## [EXERCISE GOAL]
Repeat, word for word, every line from the line holding "Serialize everything readable" through the final line of the entries below. Skip all pictures.

Structured figure records

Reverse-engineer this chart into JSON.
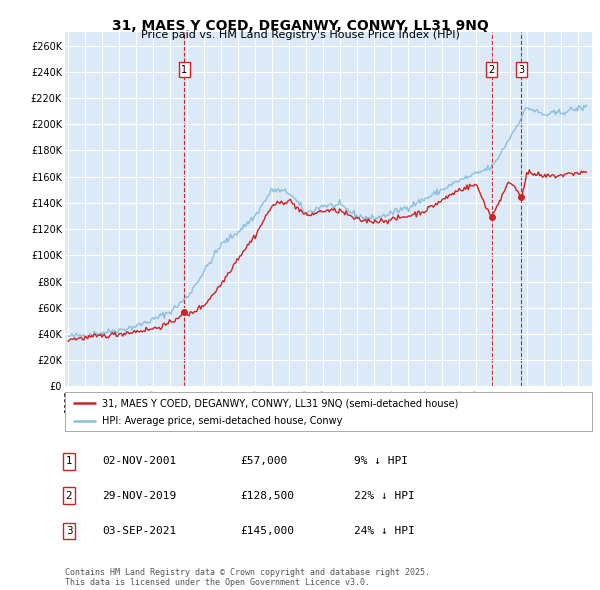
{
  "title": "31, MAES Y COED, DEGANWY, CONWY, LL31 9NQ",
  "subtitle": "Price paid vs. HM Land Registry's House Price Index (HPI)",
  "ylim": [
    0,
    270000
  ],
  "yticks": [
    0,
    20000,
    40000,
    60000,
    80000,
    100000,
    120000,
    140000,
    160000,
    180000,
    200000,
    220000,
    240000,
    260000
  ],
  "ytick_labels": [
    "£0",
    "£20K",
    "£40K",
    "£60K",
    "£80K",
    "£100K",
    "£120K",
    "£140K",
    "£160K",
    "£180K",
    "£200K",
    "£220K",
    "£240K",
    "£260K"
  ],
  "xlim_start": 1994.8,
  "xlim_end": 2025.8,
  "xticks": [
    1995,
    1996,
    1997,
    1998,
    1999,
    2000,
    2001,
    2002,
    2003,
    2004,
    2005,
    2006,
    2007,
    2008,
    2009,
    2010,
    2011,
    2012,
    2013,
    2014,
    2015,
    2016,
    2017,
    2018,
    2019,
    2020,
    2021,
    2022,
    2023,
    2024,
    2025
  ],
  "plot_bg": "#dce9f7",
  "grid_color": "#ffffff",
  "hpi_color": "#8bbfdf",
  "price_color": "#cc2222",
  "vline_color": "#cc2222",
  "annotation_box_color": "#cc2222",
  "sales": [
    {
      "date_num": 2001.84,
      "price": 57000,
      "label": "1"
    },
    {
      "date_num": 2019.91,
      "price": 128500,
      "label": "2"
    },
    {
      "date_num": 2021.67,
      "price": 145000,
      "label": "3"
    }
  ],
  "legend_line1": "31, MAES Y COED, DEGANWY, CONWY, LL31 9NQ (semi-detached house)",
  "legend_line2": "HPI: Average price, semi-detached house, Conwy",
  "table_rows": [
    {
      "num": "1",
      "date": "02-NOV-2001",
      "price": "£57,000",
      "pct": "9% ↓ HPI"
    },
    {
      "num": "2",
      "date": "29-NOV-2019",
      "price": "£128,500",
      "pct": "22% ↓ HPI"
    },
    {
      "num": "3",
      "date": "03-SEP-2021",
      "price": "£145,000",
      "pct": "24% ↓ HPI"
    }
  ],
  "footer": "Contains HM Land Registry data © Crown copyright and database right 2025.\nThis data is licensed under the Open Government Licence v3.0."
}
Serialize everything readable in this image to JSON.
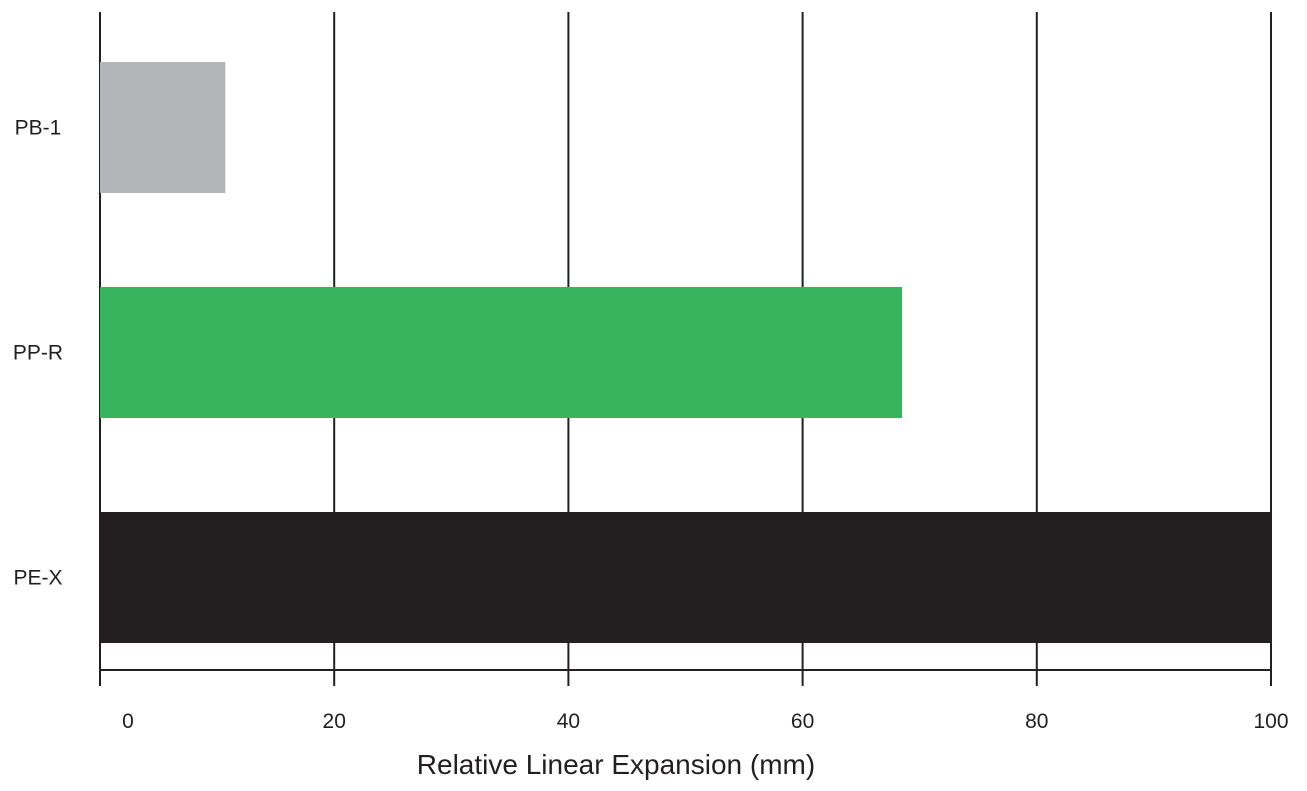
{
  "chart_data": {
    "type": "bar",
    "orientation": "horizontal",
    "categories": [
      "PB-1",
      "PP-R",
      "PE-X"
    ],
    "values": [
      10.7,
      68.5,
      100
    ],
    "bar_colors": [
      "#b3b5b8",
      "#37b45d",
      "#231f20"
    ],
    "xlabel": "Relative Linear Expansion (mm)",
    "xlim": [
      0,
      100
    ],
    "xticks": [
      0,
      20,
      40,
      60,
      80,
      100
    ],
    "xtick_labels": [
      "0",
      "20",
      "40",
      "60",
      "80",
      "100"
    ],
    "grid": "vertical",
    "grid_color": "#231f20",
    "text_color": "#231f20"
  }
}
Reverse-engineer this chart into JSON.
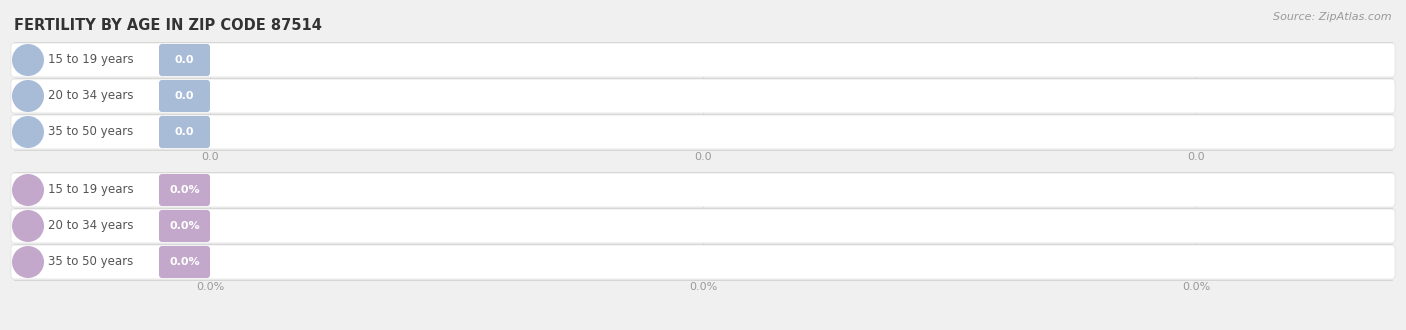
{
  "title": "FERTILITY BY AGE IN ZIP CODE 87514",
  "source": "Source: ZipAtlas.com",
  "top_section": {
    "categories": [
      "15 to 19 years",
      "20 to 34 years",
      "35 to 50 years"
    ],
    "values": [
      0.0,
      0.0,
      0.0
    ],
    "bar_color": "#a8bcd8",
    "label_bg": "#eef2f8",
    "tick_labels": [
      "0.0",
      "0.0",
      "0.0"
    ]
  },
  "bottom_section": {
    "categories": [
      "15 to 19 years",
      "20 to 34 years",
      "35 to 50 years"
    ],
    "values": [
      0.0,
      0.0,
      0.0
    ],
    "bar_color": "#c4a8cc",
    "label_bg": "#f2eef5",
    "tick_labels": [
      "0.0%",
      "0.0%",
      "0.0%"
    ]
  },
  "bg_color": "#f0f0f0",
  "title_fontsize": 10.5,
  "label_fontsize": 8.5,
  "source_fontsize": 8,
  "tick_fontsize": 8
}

## [OUTPUT OF THE TASK]
Serialize everything readable in this image to JSON.
{
  "chart_data": {
    "type": "bar",
    "orientation": "horizontal",
    "categories": [
      "PB-1",
      "PP-R",
      "PE-X"
    ],
    "values": [
      10.7,
      68.5,
      100
    ],
    "bar_colors": [
      "#b3b5b8",
      "#37b45d",
      "#231f20"
    ],
    "xlabel": "Relative Linear Expansion (mm)",
    "xlim": [
      0,
      100
    ],
    "xticks": [
      0,
      20,
      40,
      60,
      80,
      100
    ],
    "xtick_labels": [
      "0",
      "20",
      "40",
      "60",
      "80",
      "100"
    ],
    "grid": "vertical",
    "grid_color": "#231f20",
    "text_color": "#231f20"
  }
}
Reverse-engineer this chart into JSON.
{
  "title": "FERTILITY BY AGE IN ZIP CODE 87514",
  "source": "Source: ZipAtlas.com",
  "top_section": {
    "categories": [
      "15 to 19 years",
      "20 to 34 years",
      "35 to 50 years"
    ],
    "values": [
      0.0,
      0.0,
      0.0
    ],
    "bar_color": "#a8bcd8",
    "label_bg": "#eef2f8",
    "tick_labels": [
      "0.0",
      "0.0",
      "0.0"
    ]
  },
  "bottom_section": {
    "categories": [
      "15 to 19 years",
      "20 to 34 years",
      "35 to 50 years"
    ],
    "values": [
      0.0,
      0.0,
      0.0
    ],
    "bar_color": "#c4a8cc",
    "label_bg": "#f2eef5",
    "tick_labels": [
      "0.0%",
      "0.0%",
      "0.0%"
    ]
  },
  "bg_color": "#f0f0f0",
  "title_fontsize": 10.5,
  "label_fontsize": 8.5,
  "source_fontsize": 8,
  "tick_fontsize": 8
}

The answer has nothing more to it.